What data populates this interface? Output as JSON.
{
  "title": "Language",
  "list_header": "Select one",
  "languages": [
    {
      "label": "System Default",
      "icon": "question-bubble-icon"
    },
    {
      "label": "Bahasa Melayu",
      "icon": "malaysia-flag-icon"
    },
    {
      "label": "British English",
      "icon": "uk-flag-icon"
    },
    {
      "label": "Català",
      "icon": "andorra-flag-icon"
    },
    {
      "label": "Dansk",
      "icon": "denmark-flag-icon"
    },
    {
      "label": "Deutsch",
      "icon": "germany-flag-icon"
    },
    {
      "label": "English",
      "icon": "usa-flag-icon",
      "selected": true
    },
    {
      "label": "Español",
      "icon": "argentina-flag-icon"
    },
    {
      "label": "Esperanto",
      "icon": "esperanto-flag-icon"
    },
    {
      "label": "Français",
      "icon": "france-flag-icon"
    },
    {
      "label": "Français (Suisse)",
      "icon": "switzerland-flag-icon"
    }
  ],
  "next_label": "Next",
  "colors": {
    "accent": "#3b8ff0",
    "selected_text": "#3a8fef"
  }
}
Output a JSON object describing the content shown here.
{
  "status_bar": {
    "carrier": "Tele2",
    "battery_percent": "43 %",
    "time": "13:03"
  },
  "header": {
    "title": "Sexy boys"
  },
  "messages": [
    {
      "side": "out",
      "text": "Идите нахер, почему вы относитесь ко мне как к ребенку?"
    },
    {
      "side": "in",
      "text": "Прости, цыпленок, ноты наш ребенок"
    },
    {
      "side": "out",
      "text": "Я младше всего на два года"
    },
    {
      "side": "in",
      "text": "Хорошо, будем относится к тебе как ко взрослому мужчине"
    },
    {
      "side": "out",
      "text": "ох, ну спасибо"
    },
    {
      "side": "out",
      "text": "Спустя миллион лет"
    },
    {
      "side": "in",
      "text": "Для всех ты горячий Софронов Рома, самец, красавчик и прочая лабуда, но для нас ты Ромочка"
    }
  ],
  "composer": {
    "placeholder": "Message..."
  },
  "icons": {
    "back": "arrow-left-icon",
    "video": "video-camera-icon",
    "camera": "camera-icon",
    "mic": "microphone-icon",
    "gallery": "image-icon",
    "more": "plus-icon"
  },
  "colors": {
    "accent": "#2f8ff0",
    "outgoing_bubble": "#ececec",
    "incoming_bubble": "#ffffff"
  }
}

========

Copy every line exactly. Leave nothing out.

Expected answer:
What data populates this interface? Output as JSON.
{
  "title": "Language",
  "list_header": "Select one",
  "languages": [
    {
      "label": "System Default",
      "icon": "question-bubble-icon"
    },
    {
      "label": "Bahasa Melayu",
      "icon": "malaysia-flag-icon"
    },
    {
      "label": "British English",
      "icon": "uk-flag-icon"
    },
    {
      "label": "Català",
      "icon": "andorra-flag-icon"
    },
    {
      "label": "Dansk",
      "icon": "denmark-flag-icon"
    },
    {
      "label": "Deutsch",
      "icon": "germany-flag-icon"
    },
    {
      "label": "English",
      "icon": "usa-flag-icon",
      "selected": true
    },
    {
      "label": "Español",
      "icon": "argentina-flag-icon"
    },
    {
      "label": "Esperanto",
      "icon": "esperanto-flag-icon"
    },
    {
      "label": "Français",
      "icon": "france-flag-icon"
    },
    {
      "label": "Français (Suisse)",
      "icon": "switzerland-flag-icon"
    }
  ],
  "next_label": "Next",
  "colors": {
    "accent": "#3b8ff0",
    "selected_text": "#3a8fef"
  }
}
Output a JSON object describing the content shown here.
{
  "status_bar": {
    "carrier": "Tele2",
    "battery_percent": "43 %",
    "time": "13:03"
  },
  "header": {
    "title": "Sexy boys"
  },
  "messages": [
    {
      "side": "out",
      "text": "Идите нахер, почему вы относитесь ко мне как к ребенку?"
    },
    {
      "side": "in",
      "text": "Прости, цыпленок, ноты наш ребенок"
    },
    {
      "side": "out",
      "text": "Я младше всего на два года"
    },
    {
      "side": "in",
      "text": "Хорошо, будем относится к тебе как ко взрослому мужчине"
    },
    {
      "side": "out",
      "text": "ох, ну спасибо"
    },
    {
      "side": "out",
      "text": "Спустя миллион лет"
    },
    {
      "side": "in",
      "text": "Для всех ты горячий Софронов Рома, самец, красавчик и прочая лабуда, но для нас ты Ромочка"
    }
  ],
  "composer": {
    "placeholder": "Message..."
  },
  "icons": {
    "back": "arrow-left-icon",
    "video": "video-camera-icon",
    "camera": "camera-icon",
    "mic": "microphone-icon",
    "gallery": "image-icon",
    "more": "plus-icon"
  },
  "colors": {
    "accent": "#2f8ff0",
    "outgoing_bubble": "#ececec",
    "incoming_bubble": "#ffffff"
  }
}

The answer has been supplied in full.